# Exercise brief
Scan the records for the string "tRNA"; copy each line where it occurs.
━━━━━━━━━━━━━━━━
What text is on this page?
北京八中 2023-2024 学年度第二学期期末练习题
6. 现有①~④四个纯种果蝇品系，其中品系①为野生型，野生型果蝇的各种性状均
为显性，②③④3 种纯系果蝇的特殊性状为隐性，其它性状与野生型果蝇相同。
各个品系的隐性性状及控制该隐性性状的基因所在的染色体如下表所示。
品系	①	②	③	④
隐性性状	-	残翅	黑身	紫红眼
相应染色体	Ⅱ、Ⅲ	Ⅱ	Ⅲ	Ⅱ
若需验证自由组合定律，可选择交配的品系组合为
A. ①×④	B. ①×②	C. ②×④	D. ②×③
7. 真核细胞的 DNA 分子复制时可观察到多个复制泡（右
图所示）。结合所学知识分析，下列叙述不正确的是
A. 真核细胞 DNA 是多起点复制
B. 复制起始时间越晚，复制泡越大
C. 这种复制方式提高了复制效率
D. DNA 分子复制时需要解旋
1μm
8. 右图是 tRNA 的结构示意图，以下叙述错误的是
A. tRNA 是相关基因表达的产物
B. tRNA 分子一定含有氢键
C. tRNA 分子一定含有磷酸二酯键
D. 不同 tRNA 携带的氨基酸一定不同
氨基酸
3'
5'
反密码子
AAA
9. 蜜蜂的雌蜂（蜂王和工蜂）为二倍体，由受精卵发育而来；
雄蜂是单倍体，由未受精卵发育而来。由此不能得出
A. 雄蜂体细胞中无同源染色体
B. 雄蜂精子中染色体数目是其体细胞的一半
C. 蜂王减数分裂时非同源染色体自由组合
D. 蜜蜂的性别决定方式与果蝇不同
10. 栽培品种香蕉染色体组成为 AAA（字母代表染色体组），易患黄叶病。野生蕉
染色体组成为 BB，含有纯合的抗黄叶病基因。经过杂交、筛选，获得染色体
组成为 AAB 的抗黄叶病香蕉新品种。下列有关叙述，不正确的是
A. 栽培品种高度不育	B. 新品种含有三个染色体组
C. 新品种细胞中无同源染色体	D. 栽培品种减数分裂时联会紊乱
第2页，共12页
━━━━━━━━━━━━━━━━
# Expected answer
8. 右图是 tRNA 的结构示意图，以下叙述错误的是
A. tRNA 是相关基因表达的产物
B. tRNA 分子一定含有氢键
C. tRNA 分子一定含有磷酸二酯键
D. 不同 tRNA 携带的氨基酸一定不同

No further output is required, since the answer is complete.